## PROBLEM DETAILS
Convert the data into a Markdown table with two columns, Row and Line, giving each line its row number and omitting blank lines. Begin at the first line of the data and stop after the line that contains "y-tick-label: 548.5302 bbox=[39, 429, 123, 452]".
━━━━━ INPUT DATA ━━━━━
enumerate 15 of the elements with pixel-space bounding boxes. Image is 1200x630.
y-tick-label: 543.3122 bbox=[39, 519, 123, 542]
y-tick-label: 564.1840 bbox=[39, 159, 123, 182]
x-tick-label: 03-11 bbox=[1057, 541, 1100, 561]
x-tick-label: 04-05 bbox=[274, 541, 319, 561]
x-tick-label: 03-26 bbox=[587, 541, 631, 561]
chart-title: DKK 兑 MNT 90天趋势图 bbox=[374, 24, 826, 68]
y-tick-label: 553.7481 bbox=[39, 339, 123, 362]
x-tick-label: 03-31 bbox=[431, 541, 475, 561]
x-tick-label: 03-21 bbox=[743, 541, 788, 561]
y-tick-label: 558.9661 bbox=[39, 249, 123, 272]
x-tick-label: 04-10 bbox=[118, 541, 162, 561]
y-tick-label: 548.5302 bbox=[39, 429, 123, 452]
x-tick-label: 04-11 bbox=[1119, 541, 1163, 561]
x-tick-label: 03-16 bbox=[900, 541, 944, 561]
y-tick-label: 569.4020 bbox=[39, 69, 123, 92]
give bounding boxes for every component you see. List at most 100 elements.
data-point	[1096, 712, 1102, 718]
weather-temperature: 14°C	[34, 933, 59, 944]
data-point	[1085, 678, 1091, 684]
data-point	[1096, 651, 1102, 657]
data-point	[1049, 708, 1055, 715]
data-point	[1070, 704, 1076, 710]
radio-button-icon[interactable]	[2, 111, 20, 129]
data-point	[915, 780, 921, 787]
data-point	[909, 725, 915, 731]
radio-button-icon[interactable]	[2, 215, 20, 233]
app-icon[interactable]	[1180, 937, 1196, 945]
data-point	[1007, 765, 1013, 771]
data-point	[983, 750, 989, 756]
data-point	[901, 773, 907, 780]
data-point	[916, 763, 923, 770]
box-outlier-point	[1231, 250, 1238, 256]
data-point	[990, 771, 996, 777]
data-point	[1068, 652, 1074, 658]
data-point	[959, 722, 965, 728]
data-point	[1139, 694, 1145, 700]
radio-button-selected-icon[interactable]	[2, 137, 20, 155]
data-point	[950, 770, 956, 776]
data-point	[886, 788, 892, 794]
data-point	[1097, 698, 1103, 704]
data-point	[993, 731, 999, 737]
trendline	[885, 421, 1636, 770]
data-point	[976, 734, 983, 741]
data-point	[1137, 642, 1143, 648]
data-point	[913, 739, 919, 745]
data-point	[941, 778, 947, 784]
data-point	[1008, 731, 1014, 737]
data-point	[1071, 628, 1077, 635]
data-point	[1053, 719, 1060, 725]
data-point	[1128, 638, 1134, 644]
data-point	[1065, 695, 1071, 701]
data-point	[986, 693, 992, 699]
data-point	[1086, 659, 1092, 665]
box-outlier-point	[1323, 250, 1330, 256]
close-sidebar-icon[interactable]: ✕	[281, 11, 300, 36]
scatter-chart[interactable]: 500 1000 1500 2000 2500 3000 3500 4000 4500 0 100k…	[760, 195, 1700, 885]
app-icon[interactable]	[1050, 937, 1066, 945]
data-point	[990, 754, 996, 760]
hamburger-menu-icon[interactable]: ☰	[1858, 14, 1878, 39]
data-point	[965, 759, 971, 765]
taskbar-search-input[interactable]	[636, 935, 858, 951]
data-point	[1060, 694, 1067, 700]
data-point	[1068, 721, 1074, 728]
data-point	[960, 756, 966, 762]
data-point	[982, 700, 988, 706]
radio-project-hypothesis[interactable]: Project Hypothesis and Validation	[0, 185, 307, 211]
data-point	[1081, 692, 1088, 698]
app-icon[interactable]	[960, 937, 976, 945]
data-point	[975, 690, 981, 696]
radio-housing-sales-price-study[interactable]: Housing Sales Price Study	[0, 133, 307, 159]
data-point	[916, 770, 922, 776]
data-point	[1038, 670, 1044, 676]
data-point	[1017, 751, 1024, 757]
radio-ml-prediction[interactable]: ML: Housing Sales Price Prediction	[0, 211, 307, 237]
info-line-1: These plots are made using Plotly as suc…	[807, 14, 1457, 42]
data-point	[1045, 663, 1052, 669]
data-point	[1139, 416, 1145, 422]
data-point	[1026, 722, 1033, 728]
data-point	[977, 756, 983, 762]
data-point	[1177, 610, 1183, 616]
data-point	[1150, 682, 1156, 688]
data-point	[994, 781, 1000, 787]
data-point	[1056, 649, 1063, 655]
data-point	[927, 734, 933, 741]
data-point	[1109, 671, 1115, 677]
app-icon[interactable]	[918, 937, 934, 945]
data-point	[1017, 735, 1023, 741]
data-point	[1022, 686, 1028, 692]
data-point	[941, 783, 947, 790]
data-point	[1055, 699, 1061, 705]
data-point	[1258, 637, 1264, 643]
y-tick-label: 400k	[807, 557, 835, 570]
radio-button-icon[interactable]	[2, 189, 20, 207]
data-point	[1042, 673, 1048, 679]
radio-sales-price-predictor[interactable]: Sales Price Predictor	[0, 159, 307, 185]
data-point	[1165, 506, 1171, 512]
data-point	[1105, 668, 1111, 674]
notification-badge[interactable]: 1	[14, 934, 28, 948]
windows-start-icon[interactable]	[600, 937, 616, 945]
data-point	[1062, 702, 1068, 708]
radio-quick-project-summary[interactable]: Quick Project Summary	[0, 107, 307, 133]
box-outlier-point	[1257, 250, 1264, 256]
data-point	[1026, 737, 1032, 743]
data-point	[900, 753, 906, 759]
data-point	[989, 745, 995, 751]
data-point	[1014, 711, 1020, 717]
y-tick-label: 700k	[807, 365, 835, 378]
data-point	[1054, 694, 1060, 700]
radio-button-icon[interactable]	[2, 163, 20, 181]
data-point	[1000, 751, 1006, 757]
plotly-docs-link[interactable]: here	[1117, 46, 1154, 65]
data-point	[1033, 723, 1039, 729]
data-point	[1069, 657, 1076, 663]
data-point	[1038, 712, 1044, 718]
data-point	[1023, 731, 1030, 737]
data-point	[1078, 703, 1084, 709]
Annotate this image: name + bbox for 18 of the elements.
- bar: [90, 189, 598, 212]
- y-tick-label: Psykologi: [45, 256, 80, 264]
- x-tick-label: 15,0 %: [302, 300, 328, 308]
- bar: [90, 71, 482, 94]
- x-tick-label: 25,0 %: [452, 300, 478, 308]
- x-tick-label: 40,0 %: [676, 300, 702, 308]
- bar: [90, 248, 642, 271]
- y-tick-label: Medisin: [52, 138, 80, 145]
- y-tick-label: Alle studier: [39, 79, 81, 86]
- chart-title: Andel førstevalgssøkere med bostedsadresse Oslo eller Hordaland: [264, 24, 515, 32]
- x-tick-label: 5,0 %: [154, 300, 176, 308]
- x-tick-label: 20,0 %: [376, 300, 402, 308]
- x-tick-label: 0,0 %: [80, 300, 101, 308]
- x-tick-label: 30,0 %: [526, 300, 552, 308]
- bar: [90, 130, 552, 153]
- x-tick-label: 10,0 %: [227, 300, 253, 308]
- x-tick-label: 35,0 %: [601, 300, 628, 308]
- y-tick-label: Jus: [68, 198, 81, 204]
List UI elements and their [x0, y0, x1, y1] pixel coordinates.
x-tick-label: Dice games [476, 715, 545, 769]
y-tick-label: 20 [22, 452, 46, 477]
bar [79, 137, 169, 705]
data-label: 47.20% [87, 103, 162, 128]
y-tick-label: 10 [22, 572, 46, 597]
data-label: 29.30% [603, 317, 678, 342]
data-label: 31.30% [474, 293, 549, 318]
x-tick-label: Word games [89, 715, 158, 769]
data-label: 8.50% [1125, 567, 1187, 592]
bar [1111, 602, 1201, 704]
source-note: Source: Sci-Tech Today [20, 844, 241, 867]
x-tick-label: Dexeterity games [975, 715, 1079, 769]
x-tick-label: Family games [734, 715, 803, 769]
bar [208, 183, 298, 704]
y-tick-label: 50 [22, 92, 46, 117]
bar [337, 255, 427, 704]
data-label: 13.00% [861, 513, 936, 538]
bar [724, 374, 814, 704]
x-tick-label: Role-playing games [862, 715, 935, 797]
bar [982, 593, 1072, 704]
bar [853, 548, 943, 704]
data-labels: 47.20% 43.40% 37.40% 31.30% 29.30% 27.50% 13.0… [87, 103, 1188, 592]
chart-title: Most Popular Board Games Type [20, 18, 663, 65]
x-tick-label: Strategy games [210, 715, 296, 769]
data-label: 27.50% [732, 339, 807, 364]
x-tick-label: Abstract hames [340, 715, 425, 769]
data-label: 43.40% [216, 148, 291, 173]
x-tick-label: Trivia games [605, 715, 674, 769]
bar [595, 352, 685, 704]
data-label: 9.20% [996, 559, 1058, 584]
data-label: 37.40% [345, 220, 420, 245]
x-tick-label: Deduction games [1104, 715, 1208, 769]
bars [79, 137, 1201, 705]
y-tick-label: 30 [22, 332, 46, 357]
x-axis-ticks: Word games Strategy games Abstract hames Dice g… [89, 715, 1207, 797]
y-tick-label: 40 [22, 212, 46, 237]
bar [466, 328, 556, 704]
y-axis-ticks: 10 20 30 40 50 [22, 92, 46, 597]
━━━━━
## FINISHED EXERCISE
| Row | Line |
|---|---|
| 1 | enumerate 15 of the elements with pixel-space bounding boxes. Image is 1200x630. |
| 2 | y-tick-label: 543.3122 bbox=[39, 519, 123, 542] |
| 3 | y-tick-label: 564.1840 bbox=[39, 159, 123, 182] |
| 4 | x-tick-label: 03-11 bbox=[1057, 541, 1100, 561] |
| 5 | x-tick-label: 04-05 bbox=[274, 541, 319, 561] |
| 6 | x-tick-label: 03-26 bbox=[587, 541, 631, 561] |
| 7 | chart-title: DKK 兑 MNT 90天趋势图 bbox=[374, 24, 826, 68] |
| 8 | y-tick-label: 553.7481 bbox=[39, 339, 123, 362] |
| 9 | x-tick-label: 03-31 bbox=[431, 541, 475, 561] |
| 10 | x-tick-label: 03-21 bbox=[743, 541, 788, 561] |
| 11 | y-tick-label: 558.9661 bbox=[39, 249, 123, 272] |
| 12 | x-tick-label: 04-10 bbox=[118, 541, 162, 561] |
| 13 | y-tick-label: 548.5302 bbox=[39, 429, 123, 452] |